Stored data entries
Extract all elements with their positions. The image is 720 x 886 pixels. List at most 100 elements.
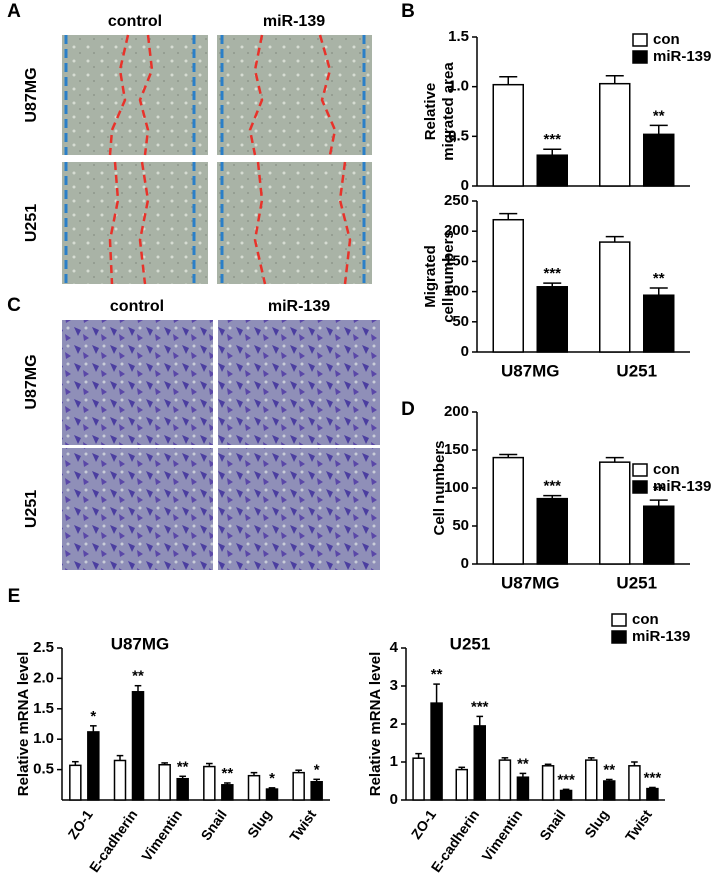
- x-tick-label: Slug: [244, 807, 275, 841]
- bar: [221, 784, 234, 801]
- panel-label: A: [7, 1, 21, 22]
- bar: [603, 780, 616, 801]
- panel-label: D: [401, 399, 415, 420]
- bar: [599, 241, 631, 353]
- x-tick-label: ZO-1: [64, 806, 96, 841]
- x-tick-label: Twist: [622, 806, 655, 844]
- significance: **: [132, 668, 144, 685]
- x-tick-label: Snail: [536, 807, 568, 844]
- y-axis-label: Migrated: [422, 245, 439, 308]
- y-tick-label: 0.5: [448, 127, 469, 144]
- y-tick-label: 150: [444, 441, 469, 458]
- bar: [498, 759, 512, 801]
- bar: [203, 765, 216, 801]
- y-axis-label: Cell numbers: [431, 440, 448, 535]
- legend-label: miR-139: [653, 48, 711, 65]
- y-tick-label: 0.5: [33, 761, 54, 778]
- significance: ***: [543, 131, 561, 148]
- panel-label: B: [401, 1, 415, 22]
- significance: **: [653, 482, 665, 499]
- legend-label: miR-139: [632, 628, 690, 645]
- significance: ***: [543, 478, 561, 495]
- bar: [516, 776, 530, 801]
- chart-title: U251: [450, 634, 491, 653]
- bar: [131, 691, 145, 801]
- y-tick-label: 2: [390, 715, 398, 732]
- y-tick-label: 2.0: [33, 669, 54, 686]
- column-label: control: [110, 298, 164, 315]
- bar: [412, 757, 425, 801]
- bar: [113, 759, 127, 801]
- significance: ***: [471, 698, 489, 715]
- y-tick-label: 50: [452, 517, 469, 534]
- y-tick-label: 1: [390, 753, 398, 770]
- x-tick-label: U251: [616, 573, 657, 592]
- x-tick-label: Vimentin: [479, 807, 526, 864]
- significance: ***: [543, 265, 561, 282]
- significance: *: [90, 708, 96, 725]
- y-tick-label: 0: [461, 555, 469, 572]
- significance: *: [314, 761, 320, 778]
- significance: **: [517, 755, 529, 772]
- y-tick-label: 200: [444, 222, 469, 239]
- significance: **: [221, 765, 233, 782]
- bar: [310, 781, 323, 801]
- y-axis-label: Relative mRNA level: [15, 652, 32, 797]
- y-tick-label: 200: [444, 403, 469, 420]
- y-tick-label: 4: [390, 639, 399, 656]
- x-tick-label: Slug: [581, 807, 612, 841]
- y-axis-label: cell numbers: [440, 230, 457, 323]
- y-tick-label: 100: [444, 283, 469, 300]
- y-tick-label: 1.0: [448, 78, 469, 95]
- bar: [559, 789, 573, 801]
- y-tick-label: 150: [444, 252, 469, 269]
- bar: [265, 788, 279, 801]
- y-tick-label: 1.5: [33, 700, 54, 717]
- bar: [430, 702, 443, 801]
- y-tick-label: 100: [444, 479, 469, 496]
- x-tick-label: Twist: [286, 806, 319, 844]
- bar: [643, 505, 675, 565]
- column-label: miR-139: [263, 13, 325, 30]
- y-tick-label: 1.5: [448, 28, 469, 45]
- bar: [455, 768, 468, 801]
- significance: **: [177, 758, 189, 775]
- legend-label: con: [653, 31, 680, 48]
- row-label: U87MG: [23, 354, 40, 409]
- y-axis-label: migrated area: [440, 62, 457, 161]
- panel-label: E: [8, 586, 21, 607]
- y-tick-label: 250: [444, 192, 469, 209]
- significance: ***: [644, 769, 662, 786]
- bar: [292, 771, 305, 801]
- significance: **: [653, 107, 665, 124]
- significance: **: [603, 761, 615, 778]
- x-tick-label: U87MG: [501, 573, 560, 592]
- bar: [473, 725, 486, 801]
- column-label: control: [108, 13, 162, 30]
- x-tick-label: U87MG: [501, 361, 560, 380]
- bar: [492, 456, 524, 565]
- y-tick-label: 0: [390, 791, 398, 808]
- legend-swatch: [632, 50, 648, 64]
- bar: [87, 731, 100, 801]
- bar: [599, 82, 631, 187]
- bar: [541, 765, 555, 801]
- bar: [69, 764, 82, 801]
- legend-swatch: [632, 463, 648, 477]
- y-tick-label: 2.5: [33, 639, 54, 656]
- legend-label: con: [653, 461, 680, 478]
- y-axis-label: Relative mRNA level: [367, 652, 384, 797]
- column-label: miR-139: [268, 298, 330, 315]
- row-label: U251: [23, 490, 40, 528]
- bar: [643, 294, 675, 353]
- row-label: U87MG: [23, 67, 40, 122]
- y-tick-label: 3: [390, 677, 398, 694]
- legend-swatch: [611, 613, 627, 627]
- bar: [585, 759, 598, 801]
- y-tick-label: 50: [452, 313, 469, 330]
- image-panel-c: [62, 320, 380, 570]
- chart-title: U87MG: [111, 634, 170, 653]
- significance: **: [653, 270, 665, 287]
- bar: [536, 154, 568, 187]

__EXERCISE DETAILS__.
Drop the pictures and set down the data above exactly.

__SOLUTION__.
Extract all elements with their positions. The image is 720 x 886 pixels. List at most 100 elements.
- x-tick-label: Slug: [244, 807, 275, 841]
- bar: [221, 784, 234, 801]
- panel-label: A: [7, 1, 21, 22]
- bar: [603, 780, 616, 801]
- panel-label: D: [401, 399, 415, 420]
- bar: [599, 241, 631, 353]
- x-tick-label: ZO-1: [64, 806, 96, 841]
- x-tick-label: Twist: [622, 806, 655, 844]
- significance: **: [132, 668, 144, 685]
- x-tick-label: Snail: [536, 807, 568, 844]
- y-axis-label: Migrated: [422, 245, 439, 308]
- y-tick-label: 0.5: [448, 127, 469, 144]
- y-tick-label: 150: [444, 441, 469, 458]
- bar: [498, 759, 512, 801]
- bar: [203, 765, 216, 801]
- y-axis-label: Cell numbers: [431, 440, 448, 535]
- legend-label: miR-139: [653, 48, 711, 65]
- y-tick-label: 0.5: [33, 761, 54, 778]
- significance: ***: [543, 131, 561, 148]
- panel-label: B: [401, 1, 415, 22]
- significance: **: [653, 482, 665, 499]
- legend-label: miR-139: [632, 628, 690, 645]
- significance: ***: [543, 478, 561, 495]
- bar: [516, 776, 530, 801]
- chart-title: U251: [450, 634, 491, 653]
- bar: [131, 691, 145, 801]
- y-tick-label: 2: [390, 715, 398, 732]
- y-tick-label: 2.0: [33, 669, 54, 686]
- column-label: control: [110, 298, 164, 315]
- bar: [412, 757, 425, 801]
- bar: [113, 759, 127, 801]
- significance: ***: [471, 698, 489, 715]
- y-tick-label: 50: [452, 517, 469, 534]
- y-tick-label: 1: [390, 753, 398, 770]
- x-tick-label: U251: [616, 573, 657, 592]
- x-tick-label: Vimentin: [479, 807, 526, 864]
- significance: ***: [543, 265, 561, 282]
- significance: *: [90, 708, 96, 725]
- y-tick-label: 0: [461, 555, 469, 572]
- significance: *: [314, 761, 320, 778]
- significance: **: [517, 755, 529, 772]
- y-tick-label: 200: [444, 222, 469, 239]
- significance: **: [221, 765, 233, 782]
- bar: [310, 781, 323, 801]
- y-axis-label: Relative mRNA level: [15, 652, 32, 797]
- y-tick-label: 200: [444, 403, 469, 420]
- y-tick-label: 4: [390, 639, 399, 656]
- x-tick-label: Slug: [581, 807, 612, 841]
- y-axis-label: cell numbers: [440, 230, 457, 323]
- y-tick-label: 100: [444, 283, 469, 300]
- y-tick-label: 1.0: [448, 78, 469, 95]
- bar: [559, 789, 573, 801]
- y-tick-label: 150: [444, 252, 469, 269]
- bar: [265, 788, 279, 801]
- y-tick-label: 1.5: [33, 700, 54, 717]
- bar: [430, 702, 443, 801]
- y-tick-label: 100: [444, 479, 469, 496]
- x-tick-label: Twist: [286, 806, 319, 844]
- bar: [643, 505, 675, 565]
- column-label: miR-139: [263, 13, 325, 30]
- y-tick-label: 1.5: [448, 28, 469, 45]
- bar: [455, 768, 468, 801]
- significance: **: [177, 758, 189, 775]
- legend-label: con: [653, 31, 680, 48]
- row-label: U87MG: [23, 354, 40, 409]
- y-axis-label: migrated area: [440, 62, 457, 161]
- panel-label: E: [8, 586, 21, 607]
- y-tick-label: 250: [444, 192, 469, 209]
- significance: ***: [644, 769, 662, 786]
- bar: [292, 771, 305, 801]
- significance: **: [653, 107, 665, 124]
- significance: **: [603, 761, 615, 778]
- x-tick-label: U87MG: [501, 573, 560, 592]
- bar: [473, 725, 486, 801]
- column-label: control: [108, 13, 162, 30]
- x-tick-label: U87MG: [501, 361, 560, 380]
- bar: [492, 456, 524, 565]
- y-tick-label: 0: [390, 791, 398, 808]
- legend-swatch: [632, 50, 648, 64]
- bar: [87, 731, 100, 801]
- bar: [599, 82, 631, 187]
- bar: [541, 765, 555, 801]
- bar: [69, 764, 82, 801]
- legend-swatch: [632, 463, 648, 477]
- y-tick-label: 2.5: [33, 639, 54, 656]
- legend-label: con: [653, 461, 680, 478]
- y-axis-label: Relative mRNA level: [367, 652, 384, 797]
- column-label: miR-139: [268, 298, 330, 315]
- row-label: U251: [23, 490, 40, 528]
- bar: [643, 294, 675, 353]
- row-label: U87MG: [23, 67, 40, 122]
- y-tick-label: 3: [390, 677, 398, 694]
- legend-swatch: [611, 613, 627, 627]
- bar: [585, 759, 598, 801]
- y-tick-label: 50: [452, 313, 469, 330]
- image-panel-c: [62, 320, 380, 570]
- chart-title: U87MG: [111, 634, 170, 653]
- significance: **: [653, 270, 665, 287]
- bar: [536, 154, 568, 187]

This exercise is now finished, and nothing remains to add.